**What the task requires:** Copy out every line in which the string "image" occurs.

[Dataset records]
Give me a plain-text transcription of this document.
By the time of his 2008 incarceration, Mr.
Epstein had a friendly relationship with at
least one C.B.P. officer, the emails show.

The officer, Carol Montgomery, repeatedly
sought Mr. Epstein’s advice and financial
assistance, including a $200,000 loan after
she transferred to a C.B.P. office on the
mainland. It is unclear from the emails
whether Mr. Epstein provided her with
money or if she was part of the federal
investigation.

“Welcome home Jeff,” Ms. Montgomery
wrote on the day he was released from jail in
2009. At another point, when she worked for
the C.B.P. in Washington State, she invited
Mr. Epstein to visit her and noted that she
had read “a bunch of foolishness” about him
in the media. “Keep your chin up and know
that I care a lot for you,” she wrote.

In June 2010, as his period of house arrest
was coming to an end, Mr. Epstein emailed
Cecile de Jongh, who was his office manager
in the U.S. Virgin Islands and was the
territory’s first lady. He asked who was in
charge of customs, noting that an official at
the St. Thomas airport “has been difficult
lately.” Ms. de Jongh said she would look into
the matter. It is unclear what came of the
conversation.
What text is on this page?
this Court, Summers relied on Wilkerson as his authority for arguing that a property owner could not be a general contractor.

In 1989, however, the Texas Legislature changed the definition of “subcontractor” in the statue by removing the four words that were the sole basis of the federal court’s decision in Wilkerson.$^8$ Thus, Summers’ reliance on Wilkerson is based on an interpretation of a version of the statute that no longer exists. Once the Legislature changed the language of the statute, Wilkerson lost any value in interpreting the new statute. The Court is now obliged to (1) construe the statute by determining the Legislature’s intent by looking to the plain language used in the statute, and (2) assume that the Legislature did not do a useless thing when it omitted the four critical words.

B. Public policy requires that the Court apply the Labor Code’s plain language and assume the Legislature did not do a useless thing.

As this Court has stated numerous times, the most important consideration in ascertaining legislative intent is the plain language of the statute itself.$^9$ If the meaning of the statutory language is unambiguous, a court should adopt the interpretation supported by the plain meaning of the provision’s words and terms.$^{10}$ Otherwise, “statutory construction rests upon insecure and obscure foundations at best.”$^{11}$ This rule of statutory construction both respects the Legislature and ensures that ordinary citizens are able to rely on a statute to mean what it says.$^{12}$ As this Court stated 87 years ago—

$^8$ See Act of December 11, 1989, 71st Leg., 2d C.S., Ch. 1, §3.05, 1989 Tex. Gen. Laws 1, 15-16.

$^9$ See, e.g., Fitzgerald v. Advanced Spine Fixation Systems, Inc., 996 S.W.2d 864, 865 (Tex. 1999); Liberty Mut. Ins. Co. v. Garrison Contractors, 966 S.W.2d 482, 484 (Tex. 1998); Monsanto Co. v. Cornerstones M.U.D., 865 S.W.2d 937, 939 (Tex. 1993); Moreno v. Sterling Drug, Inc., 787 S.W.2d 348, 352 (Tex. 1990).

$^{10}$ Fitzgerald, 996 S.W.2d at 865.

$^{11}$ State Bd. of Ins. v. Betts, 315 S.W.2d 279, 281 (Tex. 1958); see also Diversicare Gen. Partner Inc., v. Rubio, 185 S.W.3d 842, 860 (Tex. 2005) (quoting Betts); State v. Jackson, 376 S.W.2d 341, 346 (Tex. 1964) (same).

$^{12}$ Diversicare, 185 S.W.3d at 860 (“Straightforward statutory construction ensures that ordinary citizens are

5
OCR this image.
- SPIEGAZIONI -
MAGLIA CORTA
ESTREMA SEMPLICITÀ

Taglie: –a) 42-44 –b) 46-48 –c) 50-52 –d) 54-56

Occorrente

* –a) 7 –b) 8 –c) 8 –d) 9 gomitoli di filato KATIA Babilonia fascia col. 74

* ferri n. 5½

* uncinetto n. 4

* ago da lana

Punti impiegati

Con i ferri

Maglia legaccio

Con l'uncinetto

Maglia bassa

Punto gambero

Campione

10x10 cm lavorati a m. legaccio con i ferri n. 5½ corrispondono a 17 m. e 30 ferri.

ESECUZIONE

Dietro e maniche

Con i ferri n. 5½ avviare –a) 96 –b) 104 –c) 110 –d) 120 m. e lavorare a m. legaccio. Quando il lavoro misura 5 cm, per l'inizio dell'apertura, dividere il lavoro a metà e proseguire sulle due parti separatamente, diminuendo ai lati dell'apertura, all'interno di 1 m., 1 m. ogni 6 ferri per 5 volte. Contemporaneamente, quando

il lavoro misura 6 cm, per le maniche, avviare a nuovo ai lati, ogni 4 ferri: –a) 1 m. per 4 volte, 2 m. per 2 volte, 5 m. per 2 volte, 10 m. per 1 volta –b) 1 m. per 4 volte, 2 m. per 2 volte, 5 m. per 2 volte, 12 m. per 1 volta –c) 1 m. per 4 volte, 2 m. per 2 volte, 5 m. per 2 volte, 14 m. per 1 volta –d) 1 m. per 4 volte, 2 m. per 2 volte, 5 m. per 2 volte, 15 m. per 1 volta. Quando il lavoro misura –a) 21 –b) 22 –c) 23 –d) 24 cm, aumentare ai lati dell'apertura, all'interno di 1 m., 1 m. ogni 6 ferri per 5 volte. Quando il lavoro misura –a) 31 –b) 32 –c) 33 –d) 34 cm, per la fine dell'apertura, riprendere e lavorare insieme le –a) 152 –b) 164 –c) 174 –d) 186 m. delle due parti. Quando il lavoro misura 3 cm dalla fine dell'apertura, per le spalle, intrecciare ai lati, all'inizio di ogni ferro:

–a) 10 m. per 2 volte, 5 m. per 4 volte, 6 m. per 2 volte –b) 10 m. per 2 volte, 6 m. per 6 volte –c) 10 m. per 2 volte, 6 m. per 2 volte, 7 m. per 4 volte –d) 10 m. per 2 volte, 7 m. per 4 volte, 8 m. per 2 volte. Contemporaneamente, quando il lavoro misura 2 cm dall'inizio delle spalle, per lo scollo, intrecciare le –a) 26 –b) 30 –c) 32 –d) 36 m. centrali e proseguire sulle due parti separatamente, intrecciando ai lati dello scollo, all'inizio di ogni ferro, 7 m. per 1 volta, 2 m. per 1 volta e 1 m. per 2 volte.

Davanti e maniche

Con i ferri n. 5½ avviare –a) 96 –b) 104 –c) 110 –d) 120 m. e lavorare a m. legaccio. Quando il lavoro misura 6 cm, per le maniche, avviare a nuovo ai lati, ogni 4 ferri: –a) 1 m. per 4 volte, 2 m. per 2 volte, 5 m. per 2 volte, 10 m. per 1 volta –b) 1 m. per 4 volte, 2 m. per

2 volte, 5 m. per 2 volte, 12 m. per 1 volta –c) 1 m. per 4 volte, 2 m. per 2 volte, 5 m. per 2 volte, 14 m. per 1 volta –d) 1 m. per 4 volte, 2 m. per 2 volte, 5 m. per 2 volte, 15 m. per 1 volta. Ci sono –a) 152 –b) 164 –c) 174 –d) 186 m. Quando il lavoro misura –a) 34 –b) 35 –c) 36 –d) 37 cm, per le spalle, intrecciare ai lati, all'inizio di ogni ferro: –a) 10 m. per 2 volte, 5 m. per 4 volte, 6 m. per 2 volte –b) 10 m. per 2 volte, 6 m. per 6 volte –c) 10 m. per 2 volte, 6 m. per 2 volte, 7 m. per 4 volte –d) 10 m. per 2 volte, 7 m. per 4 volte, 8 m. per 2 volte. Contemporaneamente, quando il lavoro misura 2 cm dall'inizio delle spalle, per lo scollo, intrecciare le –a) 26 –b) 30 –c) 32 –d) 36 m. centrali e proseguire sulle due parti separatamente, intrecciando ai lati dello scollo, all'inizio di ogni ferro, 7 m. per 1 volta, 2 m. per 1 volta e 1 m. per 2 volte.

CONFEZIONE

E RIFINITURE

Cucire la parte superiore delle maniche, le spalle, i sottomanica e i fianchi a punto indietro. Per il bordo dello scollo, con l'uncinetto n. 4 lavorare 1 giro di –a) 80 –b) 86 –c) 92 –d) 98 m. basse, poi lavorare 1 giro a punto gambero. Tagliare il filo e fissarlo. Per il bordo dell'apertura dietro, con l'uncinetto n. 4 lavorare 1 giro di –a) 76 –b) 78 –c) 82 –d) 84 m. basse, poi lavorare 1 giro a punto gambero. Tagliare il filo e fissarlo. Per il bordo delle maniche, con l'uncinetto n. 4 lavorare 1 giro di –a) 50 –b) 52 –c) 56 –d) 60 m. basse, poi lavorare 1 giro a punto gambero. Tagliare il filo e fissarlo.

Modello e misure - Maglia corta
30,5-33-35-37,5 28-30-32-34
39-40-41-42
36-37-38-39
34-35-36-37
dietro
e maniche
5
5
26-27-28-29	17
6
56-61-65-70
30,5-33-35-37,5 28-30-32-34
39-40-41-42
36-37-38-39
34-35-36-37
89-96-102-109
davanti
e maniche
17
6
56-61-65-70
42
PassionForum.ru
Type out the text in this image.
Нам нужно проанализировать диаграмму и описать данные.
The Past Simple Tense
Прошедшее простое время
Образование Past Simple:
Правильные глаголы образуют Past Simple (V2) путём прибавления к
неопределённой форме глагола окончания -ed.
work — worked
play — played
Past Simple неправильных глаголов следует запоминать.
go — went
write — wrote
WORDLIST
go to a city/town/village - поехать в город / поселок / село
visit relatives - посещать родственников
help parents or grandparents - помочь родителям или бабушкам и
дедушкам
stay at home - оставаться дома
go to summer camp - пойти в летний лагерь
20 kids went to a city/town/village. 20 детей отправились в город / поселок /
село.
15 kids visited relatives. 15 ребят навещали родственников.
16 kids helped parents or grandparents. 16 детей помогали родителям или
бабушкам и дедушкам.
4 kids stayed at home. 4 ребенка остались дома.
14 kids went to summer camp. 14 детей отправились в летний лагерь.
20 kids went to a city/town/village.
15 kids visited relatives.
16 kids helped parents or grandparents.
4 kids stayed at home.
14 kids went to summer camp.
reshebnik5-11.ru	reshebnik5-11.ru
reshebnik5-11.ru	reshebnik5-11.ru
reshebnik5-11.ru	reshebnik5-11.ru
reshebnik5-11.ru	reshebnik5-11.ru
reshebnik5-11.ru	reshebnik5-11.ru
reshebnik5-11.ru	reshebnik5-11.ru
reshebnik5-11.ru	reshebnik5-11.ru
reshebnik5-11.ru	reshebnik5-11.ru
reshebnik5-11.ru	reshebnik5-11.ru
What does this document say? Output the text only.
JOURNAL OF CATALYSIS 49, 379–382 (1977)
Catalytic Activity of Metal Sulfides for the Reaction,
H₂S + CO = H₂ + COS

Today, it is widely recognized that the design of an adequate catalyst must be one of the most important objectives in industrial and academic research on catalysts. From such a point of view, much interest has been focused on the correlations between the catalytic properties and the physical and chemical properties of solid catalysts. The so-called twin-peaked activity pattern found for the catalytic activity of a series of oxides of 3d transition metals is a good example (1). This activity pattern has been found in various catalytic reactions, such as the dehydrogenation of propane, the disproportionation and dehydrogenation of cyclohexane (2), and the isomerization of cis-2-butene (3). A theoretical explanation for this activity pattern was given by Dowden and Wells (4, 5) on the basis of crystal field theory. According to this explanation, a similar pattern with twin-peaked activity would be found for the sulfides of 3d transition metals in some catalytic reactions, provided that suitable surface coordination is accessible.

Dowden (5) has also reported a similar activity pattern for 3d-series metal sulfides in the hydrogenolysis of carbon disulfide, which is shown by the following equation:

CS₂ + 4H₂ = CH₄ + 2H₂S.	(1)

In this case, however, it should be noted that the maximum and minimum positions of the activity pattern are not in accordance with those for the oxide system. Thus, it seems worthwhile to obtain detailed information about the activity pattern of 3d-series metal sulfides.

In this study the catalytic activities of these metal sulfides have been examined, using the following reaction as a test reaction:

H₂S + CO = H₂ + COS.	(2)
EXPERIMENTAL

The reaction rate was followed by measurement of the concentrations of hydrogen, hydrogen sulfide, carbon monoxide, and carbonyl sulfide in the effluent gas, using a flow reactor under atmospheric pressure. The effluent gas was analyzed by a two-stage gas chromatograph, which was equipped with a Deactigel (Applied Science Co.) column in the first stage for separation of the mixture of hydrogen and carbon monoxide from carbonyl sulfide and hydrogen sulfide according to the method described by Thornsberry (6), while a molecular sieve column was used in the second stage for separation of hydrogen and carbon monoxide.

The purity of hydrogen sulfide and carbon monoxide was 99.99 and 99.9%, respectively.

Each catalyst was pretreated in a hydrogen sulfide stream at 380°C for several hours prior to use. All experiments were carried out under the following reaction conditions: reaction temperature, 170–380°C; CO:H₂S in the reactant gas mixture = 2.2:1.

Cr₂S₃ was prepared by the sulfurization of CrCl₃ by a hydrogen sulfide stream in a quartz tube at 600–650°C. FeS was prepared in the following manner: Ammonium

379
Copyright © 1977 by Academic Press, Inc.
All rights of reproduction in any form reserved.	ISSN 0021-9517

**The answer:**
OCR this image.
Type out the text in this image.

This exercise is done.